=== Task statement ===
Pictures aside, quote the whole listing exactly.

=== Exercise material ===
- - - - -

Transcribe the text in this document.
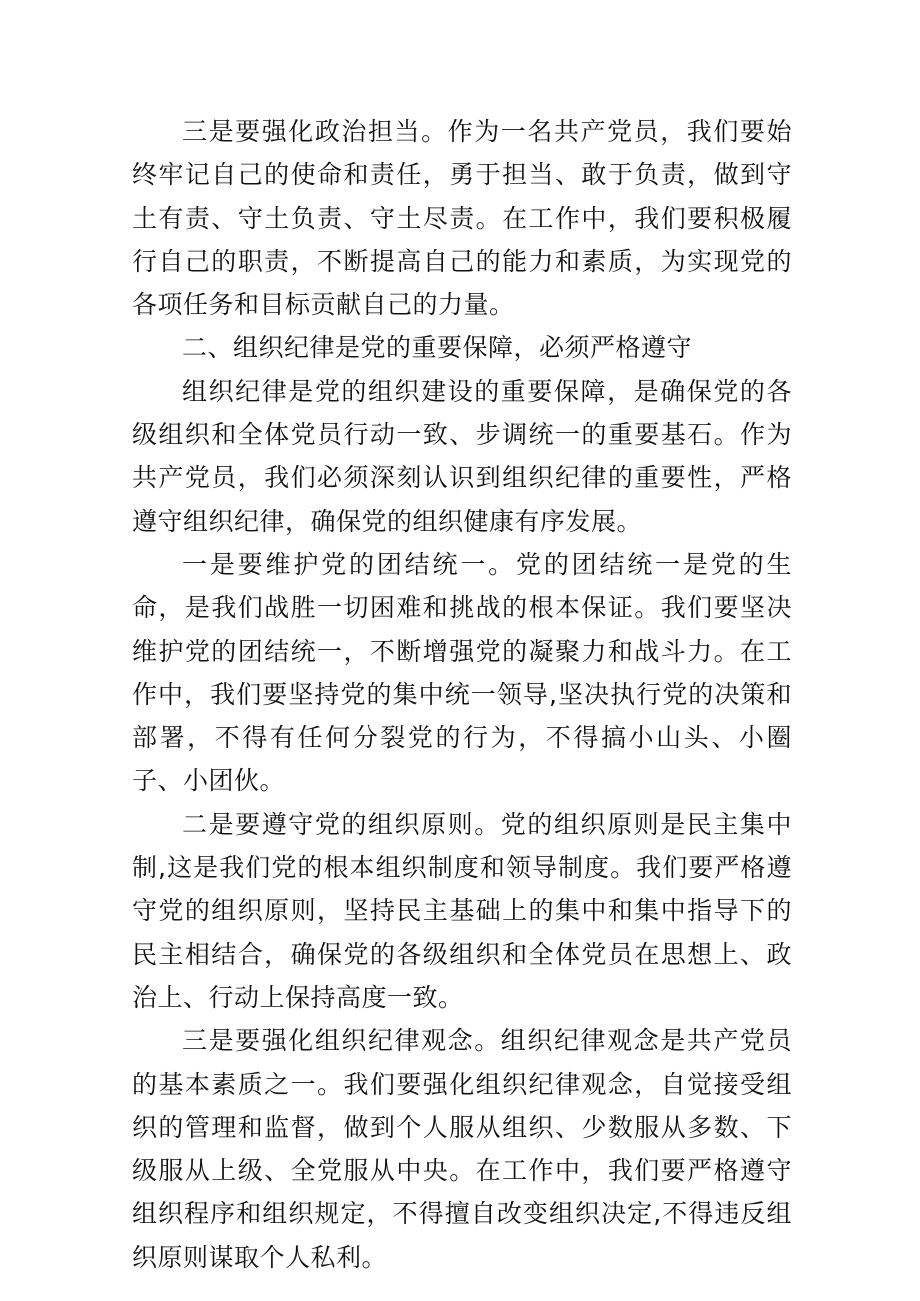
三是要强化政治担当。作为一名共产党员，我们要始终牢记自己的使命和责任，勇于担当、敢于负责，做到守土有责、守土负责、守土尽责。在工作中，我们要积极履行自己的职责，不断提高自己的能力和素质，为实现党的各项任务和目标贡献自己的力量。

二、组织纪律是党的重要保障，必须严格遵守

组织纪律是党的组织建设的重要保障，是确保党的各级组织和全体党员行动一致、步调统一的重要基石。作为共产党员，我们必须深刻认识到组织纪律的重要性，严格遵守组织纪律，确保党的组织健康有序发展。

一是要维护党的团结统一。党的团结统一是党的生命，是我们战胜一切困难和挑战的根本保证。我们要坚决维护党的团结统一，不断增强党的凝聚力和战斗力。在工作中，我们要坚持党的集中统一领导,坚决执行党的决策和部署，不得有任何分裂党的行为，不得搞小山头、小圈子、小团伙。

二是要遵守党的组织原则。党的组织原则是民主集中制,这是我们党的根本组织制度和领导制度。我们要严格遵守党的组织原则，坚持民主基础上的集中和集中指导下的民主相结合，确保党的各级组织和全体党员在思想上、政治上、行动上保持高度一致。

三是要强化组织纪律观念。组织纪律观念是共产党员的基本素质之一。我们要强化组织纪律观念，自觉接受组织的管理和监督，做到个人服从组织、少数服从多数、下级服从上级、全党服从中央。在工作中，我们要严格遵守组织程序和组织规定，不得擅自改变组织决定,不得违反组织原则谋取个人私利。
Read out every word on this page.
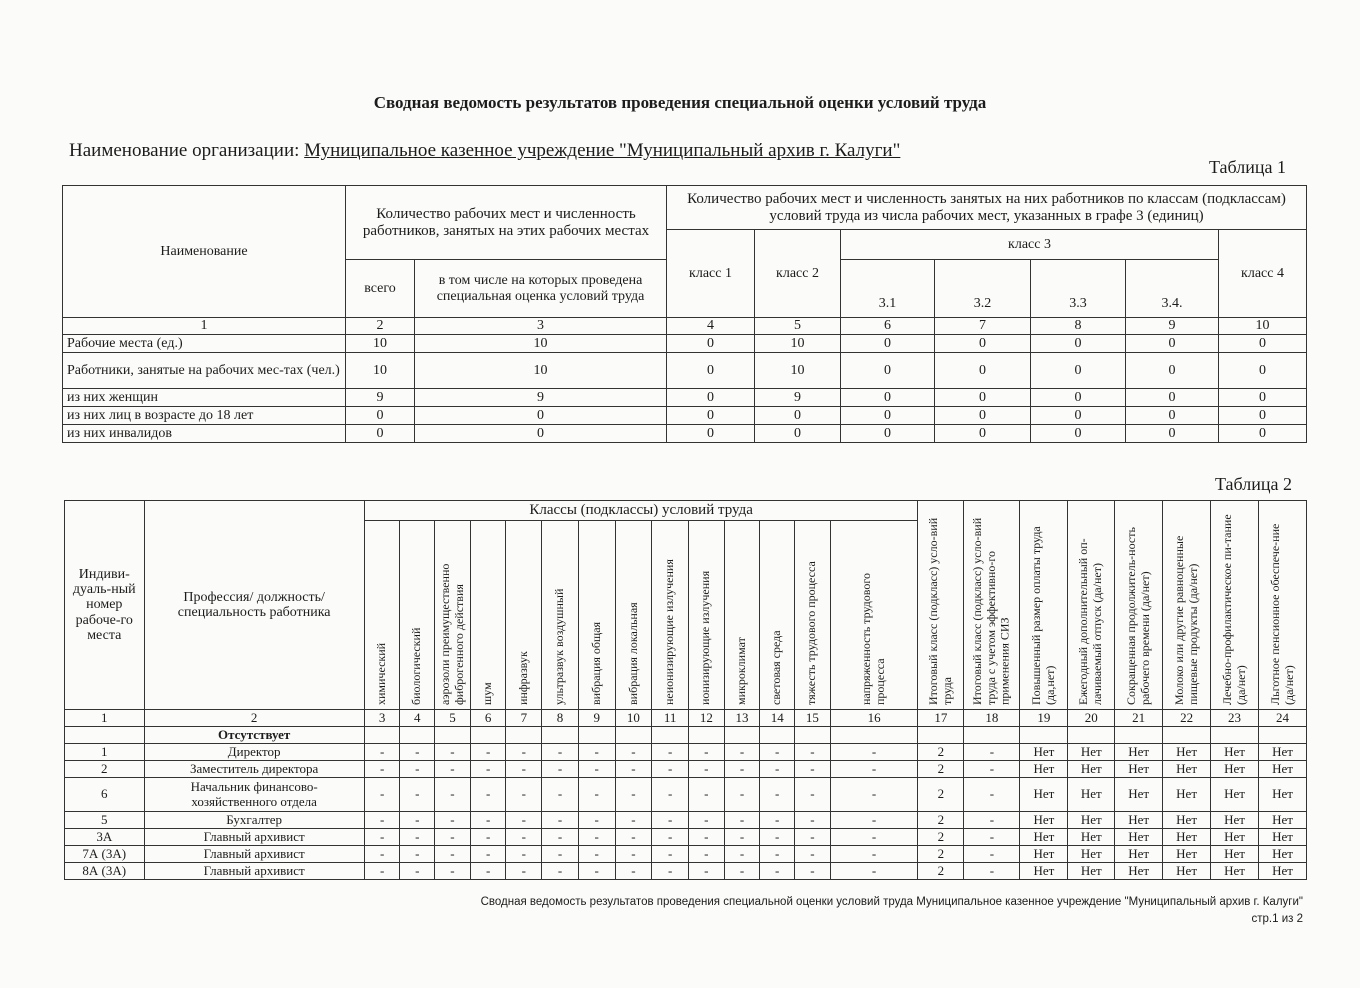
Сводная ведомость результатов проведения специальной оценки условий труда
Наименование организации: Муниципальное казенное учреждение "Муниципальный архив г. Калуги"
Таблица 1
Наименование	Количество рабочих мест и численность работников, занятых на этих рабочих местах		Количество рабочих мест и численность занятых на них работников по классам (подклассам) условий труда из числа рабочих мест, указанных в графе 3 (единиц)						
			класс 1	класс 2	класс 3				класс 4
	всего	в том числе на которых проведена специальная оценка условий труда			3.1	3.2	3.3	3.4.	
1	2	3	4	5	6	7	8	9	10
Рабочие места (ед.)	10	10	0	10	0	0	0	0	0
Работники, занятые на рабочих мес-тах (чел.)	10	10	0	10	0	0	0	0	0
из них женщин	9	9	0	9	0	0	0	0	0
из них лиц в возрасте до 18 лет	0	0	0	0	0	0	0	0	0
из них инвалидов	0	0	0	0	0	0	0	0	0
Таблица 2
Индиви-дуаль-ный номер рабоче-го места	Профессия/ должность/ специальность работника	Классы (подклассы) условий труда														Итоговый класс (подкласс) усло-вий труда	Итоговый класс (подкласс) усло-вий труда с учетом эффективно-го применения СИЗ	Повышенный размер оплаты труда (да,нет)	Ежегодный дополнительный оп-лачиваемый отпуск (да/нет)	Сокращенная продолжитель-ность рабочего времени (да/нет)	Молоко или другие равноценные пищевые продукты (да/нет)	Лечебно-профилактическое пи-тание (да/нет)	Льготное пенсионное обеспече-ние (да/нет)

		химический	биологический	аэрозоли преимущественно фиброгенного действия	шум	инфразвук	ультразвук воздушный	вибрация общая	вибрация локальная	неионизирующие излучения	ионизирующие излучения	микроклимат	световая среда	тяжесть трудового процесса	напряженность трудового процесса								

1	2	3	4	5	6	7	8	9	10	11	12	13	14	15	16	17	18	19	20	21	22	23	24
	Отсутствует																						
1	Директор	-	-	-	-	-	-	-	-	-	-	-	-	-	-	2	-	Нет	Нет	Нет	Нет	Нет	Нет
2	Заместитель директора	-	-	-	-	-	-	-	-	-	-	-	-	-	-	2	-	Нет	Нет	Нет	Нет	Нет	Нет
6	Начальник финансово-хозяйственного отдела	-	-	-	-	-	-	-	-	-	-	-	-	-	-	2	-	Нет	Нет	Нет	Нет	Нет	Нет
5	Бухгалтер	-	-	-	-	-	-	-	-	-	-	-	-	-	-	2	-	Нет	Нет	Нет	Нет	Нет	Нет
3А	Главный архивист	-	-	-	-	-	-	-	-	-	-	-	-	-	-	2	-	Нет	Нет	Нет	Нет	Нет	Нет
7А (3А)	Главный архивист	-	-	-	-	-	-	-	-	-	-	-	-	-	-	2	-	Нет	Нет	Нет	Нет	Нет	Нет
8А (3А)	Главный архивист	-	-	-	-	-	-	-	-	-	-	-	-	-	-	2	-	Нет	Нет	Нет	Нет	Нет	Нет
Сводная ведомость результатов проведения специальной оценки условий труда Муниципальное казенное учреждение "Муниципальный архив г. Калуги"
стр.1 из 2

- - - - -

=== Result ===
Transcribe the text in this document.
三是要强化政治担当。作为一名共产党员，我们要始终牢记自己的使命和责任，勇于担当、敢于负责，做到守土有责、守土负责、守土尽责。在工作中，我们要积极履行自己的职责，不断提高自己的能力和素质，为实现党的各项任务和目标贡献自己的力量。

二、组织纪律是党的重要保障，必须严格遵守

组织纪律是党的组织建设的重要保障，是确保党的各级组织和全体党员行动一致、步调统一的重要基石。作为共产党员，我们必须深刻认识到组织纪律的重要性，严格遵守组织纪律，确保党的组织健康有序发展。

一是要维护党的团结统一。党的团结统一是党的生命，是我们战胜一切困难和挑战的根本保证。我们要坚决维护党的团结统一，不断增强党的凝聚力和战斗力。在工作中，我们要坚持党的集中统一领导,坚决执行党的决策和部署，不得有任何分裂党的行为，不得搞小山头、小圈子、小团伙。

二是要遵守党的组织原则。党的组织原则是民主集中制,这是我们党的根本组织制度和领导制度。我们要严格遵守党的组织原则，坚持民主基础上的集中和集中指导下的民主相结合，确保党的各级组织和全体党员在思想上、政治上、行动上保持高度一致。

三是要强化组织纪律观念。组织纪律观念是共产党员的基本素质之一。我们要强化组织纪律观念，自觉接受组织的管理和监督，做到个人服从组织、少数服从多数、下级服从上级、全党服从中央。在工作中，我们要严格遵守组织程序和组织规定，不得擅自改变组织决定,不得违反组织原则谋取个人私利。
Read out every word on this page.
Сводная ведомость результатов проведения специальной оценки условий труда
Наименование организации: Муниципальное казенное учреждение "Муниципальный архив г. Калуги"
Таблица 1
Наименование	Количество рабочих мест и численность работников, занятых на этих рабочих местах		Количество рабочих мест и численность занятых на них работников по классам (подклассам) условий труда из числа рабочих мест, указанных в графе 3 (единиц)						
			класс 1	класс 2	класс 3				класс 4
	всего	в том числе на которых проведена специальная оценка условий труда			3.1	3.2	3.3	3.4.	
1	2	3	4	5	6	7	8	9	10
Рабочие места (ед.)	10	10	0	10	0	0	0	0	0
Работники, занятые на рабочих мес-тах (чел.)	10	10	0	10	0	0	0	0	0
из них женщин	9	9	0	9	0	0	0	0	0
из них лиц в возрасте до 18 лет	0	0	0	0	0	0	0	0	0
из них инвалидов	0	0	0	0	0	0	0	0	0
Таблица 2
Индиви-дуаль-ный номер рабоче-го места	Профессия/ должность/ специальность работника	Классы (подклассы) условий труда														Итоговый класс (подкласс) усло-вий труда	Итоговый класс (подкласс) усло-вий труда с учетом эффективно-го применения СИЗ	Повышенный размер оплаты труда (да,нет)	Ежегодный дополнительный оп-лачиваемый отпуск (да/нет)	Сокращенная продолжитель-ность рабочего времени (да/нет)	Молоко или другие равноценные пищевые продукты (да/нет)	Лечебно-профилактическое пи-тание (да/нет)	Льготное пенсионное обеспече-ние (да/нет)

		химический	биологический	аэрозоли преимущественно фиброгенного действия	шум	инфразвук	ультразвук воздушный	вибрация общая	вибрация локальная	неионизирующие излучения	ионизирующие излучения	микроклимат	световая среда	тяжесть трудового процесса	напряженность трудового процесса								

1	2	3	4	5	6	7	8	9	10	11	12	13	14	15	16	17	18	19	20	21	22	23	24
	Отсутствует																						
1	Директор	-	-	-	-	-	-	-	-	-	-	-	-	-	-	2	-	Нет	Нет	Нет	Нет	Нет	Нет
2	Заместитель директора	-	-	-	-	-	-	-	-	-	-	-	-	-	-	2	-	Нет	Нет	Нет	Нет	Нет	Нет
6	Начальник финансово-хозяйственного отдела	-	-	-	-	-	-	-	-	-	-	-	-	-	-	2	-	Нет	Нет	Нет	Нет	Нет	Нет
5	Бухгалтер	-	-	-	-	-	-	-	-	-	-	-	-	-	-	2	-	Нет	Нет	Нет	Нет	Нет	Нет
3А	Главный архивист	-	-	-	-	-	-	-	-	-	-	-	-	-	-	2	-	Нет	Нет	Нет	Нет	Нет	Нет
7А (3А)	Главный архивист	-	-	-	-	-	-	-	-	-	-	-	-	-	-	2	-	Нет	Нет	Нет	Нет	Нет	Нет
8А (3А)	Главный архивист	-	-	-	-	-	-	-	-	-	-	-	-	-	-	2	-	Нет	Нет	Нет	Нет	Нет	Нет
Сводная ведомость результатов проведения специальной оценки условий труда Муниципальное казенное учреждение "Муниципальный архив г. Калуги"
стр.1 из 2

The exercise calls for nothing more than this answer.